GIVEN ENTRIES
━━━━━━━━━━

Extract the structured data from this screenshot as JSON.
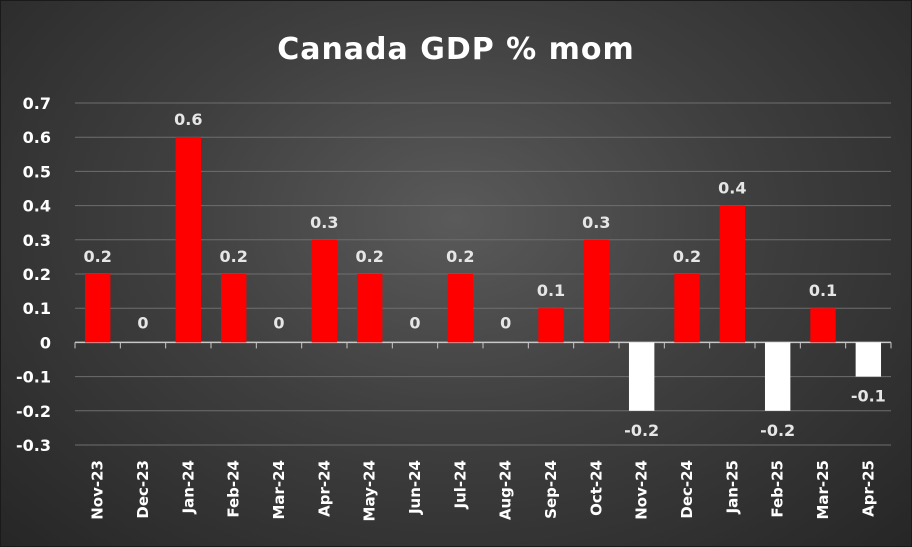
{
  "chart_data": {
    "type": "bar",
    "title": "Canada GDP % mom",
    "xlabel": "",
    "ylabel": "",
    "categories": [
      "Nov-23",
      "Dec-23",
      "Jan-24",
      "Feb-24",
      "Mar-24",
      "Apr-24",
      "May-24",
      "Jun-24",
      "Jul-24",
      "Aug-24",
      "Sep-24",
      "Oct-24",
      "Nov-24",
      "Dec-24",
      "Jan-25",
      "Feb-25",
      "Mar-25",
      "Apr-25"
    ],
    "values": [
      0.2,
      0,
      0.6,
      0.2,
      0,
      0.3,
      0.2,
      0,
      0.2,
      0,
      0.1,
      0.3,
      -0.2,
      0.2,
      0.4,
      -0.2,
      0.1,
      -0.1
    ],
    "data_labels": [
      "0.2",
      "0",
      "0.6",
      "0.2",
      "0",
      "0.3",
      "0.2",
      "0",
      "0.2",
      "0",
      "0.1",
      "0.3",
      "-0.2",
      "0.2",
      "0.4",
      "-0.2",
      "0.1",
      "-0.1"
    ],
    "bar_heights": [
      0.2,
      0,
      0.6,
      0.2,
      0,
      0.3,
      0.2,
      0,
      0.2,
      0,
      0.1,
      0.3,
      -0.2,
      0.2,
      0.4,
      -0.2,
      0.1,
      -0.1
    ],
    "y_ticks": [
      -0.3,
      -0.2,
      -0.1,
      0,
      0.1,
      0.2,
      0.3,
      0.4,
      0.5,
      0.6,
      0.7
    ],
    "y_tick_labels": [
      "-0.3",
      "-0.2",
      "-0.1",
      "0",
      "0.1",
      "0.2",
      "0.3",
      "0.4",
      "0.5",
      "0.6",
      "0.7"
    ],
    "ylim": [
      -0.3,
      0.7
    ],
    "grid": true,
    "legend": "none",
    "colors": {
      "positive": "#ff0000",
      "negative": "#ffffff",
      "grid": "#6e6e6e",
      "zero_line": "#c8c8c8"
    }
  }
}
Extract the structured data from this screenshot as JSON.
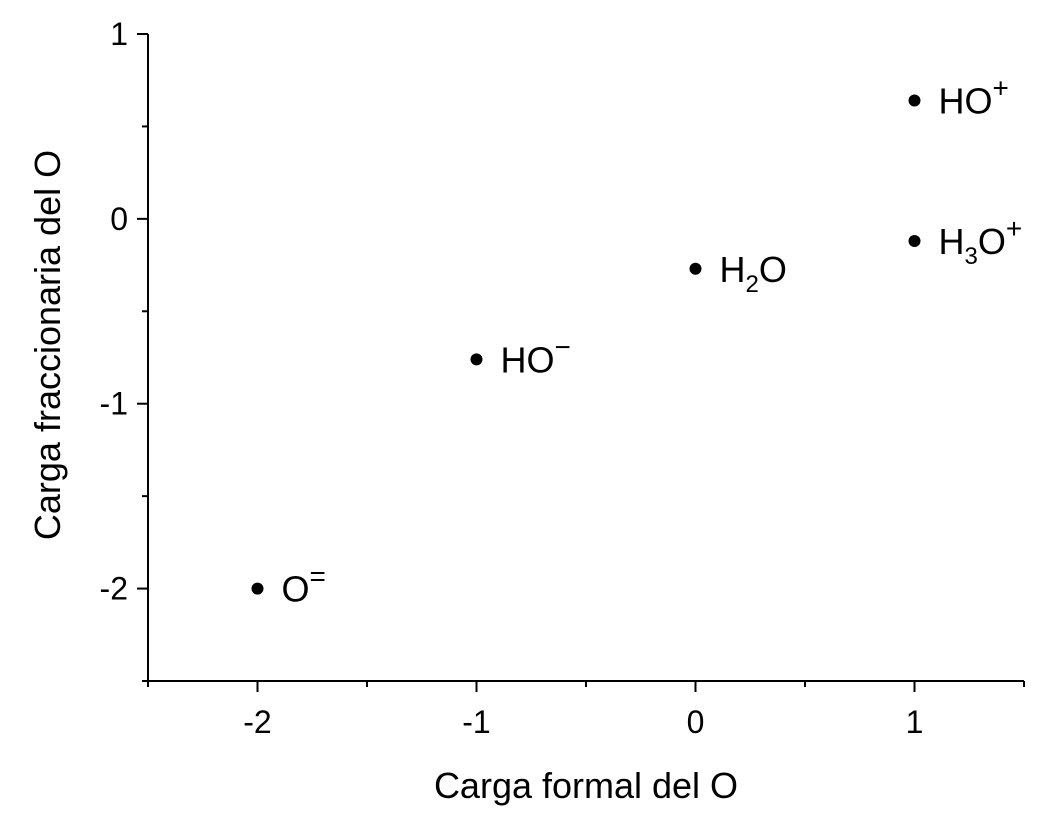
{
  "chart_data": {
    "type": "scatter",
    "xlabel": "Carga formal del O",
    "ylabel": "Carga fraccionaria del O",
    "xlim": [
      -2.5,
      1.5
    ],
    "ylim": [
      -2.5,
      1.0
    ],
    "x_ticks": [
      -2,
      -1,
      0,
      1
    ],
    "x_tick_labels": [
      "-2",
      "-1",
      "0",
      "1"
    ],
    "x_minor_ticks": [
      -2.5,
      -1.5,
      -0.5,
      0.5,
      1.5
    ],
    "y_ticks": [
      -2,
      -1,
      0,
      1
    ],
    "y_tick_labels": [
      "-2",
      "-1",
      "0",
      "1"
    ],
    "y_minor_ticks": [
      -2.5,
      -1.5,
      -0.5,
      0.5
    ],
    "grid": false,
    "legend": "none",
    "marker_color": "#000000",
    "points": [
      {
        "x": -2,
        "y": -2.0,
        "label": {
          "base": "O",
          "sub": "",
          "mid": "",
          "sup": "="
        }
      },
      {
        "x": -1,
        "y": -0.76,
        "label": {
          "base": "HO",
          "sub": "",
          "mid": "",
          "sup": "−"
        }
      },
      {
        "x": 0,
        "y": -0.27,
        "label": {
          "base": "H",
          "sub": "2",
          "mid": "O",
          "sup": ""
        }
      },
      {
        "x": 1,
        "y": -0.12,
        "label": {
          "base": "H",
          "sub": "3",
          "mid": "O",
          "sup": "+"
        }
      },
      {
        "x": 1,
        "y": 0.64,
        "label": {
          "base": "HO",
          "sub": "",
          "mid": "",
          "sup": "+"
        }
      }
    ]
  }
}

━━━━━━━━━━

JOB
Transcribe every entry word for word, but omit the pictures.

COMPLETE OUTPUT
Extract the structured data from this screenshot as JSON.
{
  "chart_data": {
    "type": "bar",
    "title": "Canada GDP % mom",
    "xlabel": "",
    "ylabel": "",
    "categories": [
      "Nov-23",
      "Dec-23",
      "Jan-24",
      "Feb-24",
      "Mar-24",
      "Apr-24",
      "May-24",
      "Jun-24",
      "Jul-24",
      "Aug-24",
      "Sep-24",
      "Oct-24",
      "Nov-24",
      "Dec-24",
      "Jan-25",
      "Feb-25",
      "Mar-25",
      "Apr-25"
    ],
    "values": [
      0.2,
      0,
      0.6,
      0.2,
      0,
      0.3,
      0.2,
      0,
      0.2,
      0,
      0.1,
      0.3,
      -0.2,
      0.2,
      0.4,
      -0.2,
      0.1,
      -0.1
    ],
    "data_labels": [
      "0.2",
      "0",
      "0.6",
      "0.2",
      "0",
      "0.3",
      "0.2",
      "0",
      "0.2",
      "0",
      "0.1",
      "0.3",
      "-0.2",
      "0.2",
      "0.4",
      "-0.2",
      "0.1",
      "-0.1"
    ],
    "bar_heights": [
      0.2,
      0,
      0.6,
      0.2,
      0,
      0.3,
      0.2,
      0,
      0.2,
      0,
      0.1,
      0.3,
      -0.2,
      0.2,
      0.4,
      -0.2,
      0.1,
      -0.1
    ],
    "y_ticks": [
      -0.3,
      -0.2,
      -0.1,
      0,
      0.1,
      0.2,
      0.3,
      0.4,
      0.5,
      0.6,
      0.7
    ],
    "y_tick_labels": [
      "-0.3",
      "-0.2",
      "-0.1",
      "0",
      "0.1",
      "0.2",
      "0.3",
      "0.4",
      "0.5",
      "0.6",
      "0.7"
    ],
    "ylim": [
      -0.3,
      0.7
    ],
    "grid": true,
    "legend": "none",
    "colors": {
      "positive": "#ff0000",
      "negative": "#ffffff",
      "grid": "#6e6e6e",
      "zero_line": "#c8c8c8"
    }
  }
}
Extract the structured data from this screenshot as JSON.
{
  "chart_data": {
    "type": "scatter",
    "xlabel": "Carga formal del O",
    "ylabel": "Carga fraccionaria del O",
    "xlim": [
      -2.5,
      1.5
    ],
    "ylim": [
      -2.5,
      1.0
    ],
    "x_ticks": [
      -2,
      -1,
      0,
      1
    ],
    "x_tick_labels": [
      "-2",
      "-1",
      "0",
      "1"
    ],
    "x_minor_ticks": [
      -2.5,
      -1.5,
      -0.5,
      0.5,
      1.5
    ],
    "y_ticks": [
      -2,
      -1,
      0,
      1
    ],
    "y_tick_labels": [
      "-2",
      "-1",
      "0",
      "1"
    ],
    "y_minor_ticks": [
      -2.5,
      -1.5,
      -0.5,
      0.5
    ],
    "grid": false,
    "legend": "none",
    "marker_color": "#000000",
    "points": [
      {
        "x": -2,
        "y": -2.0,
        "label": {
          "base": "O",
          "sub": "",
          "mid": "",
          "sup": "="
        }
      },
      {
        "x": -1,
        "y": -0.76,
        "label": {
          "base": "HO",
          "sub": "",
          "mid": "",
          "sup": "−"
        }
      },
      {
        "x": 0,
        "y": -0.27,
        "label": {
          "base": "H",
          "sub": "2",
          "mid": "O",
          "sup": ""
        }
      },
      {
        "x": 1,
        "y": -0.12,
        "label": {
          "base": "H",
          "sub": "3",
          "mid": "O",
          "sup": "+"
        }
      },
      {
        "x": 1,
        "y": 0.64,
        "label": {
          "base": "HO",
          "sub": "",
          "mid": "",
          "sup": "+"
        }
      }
    ]
  }
}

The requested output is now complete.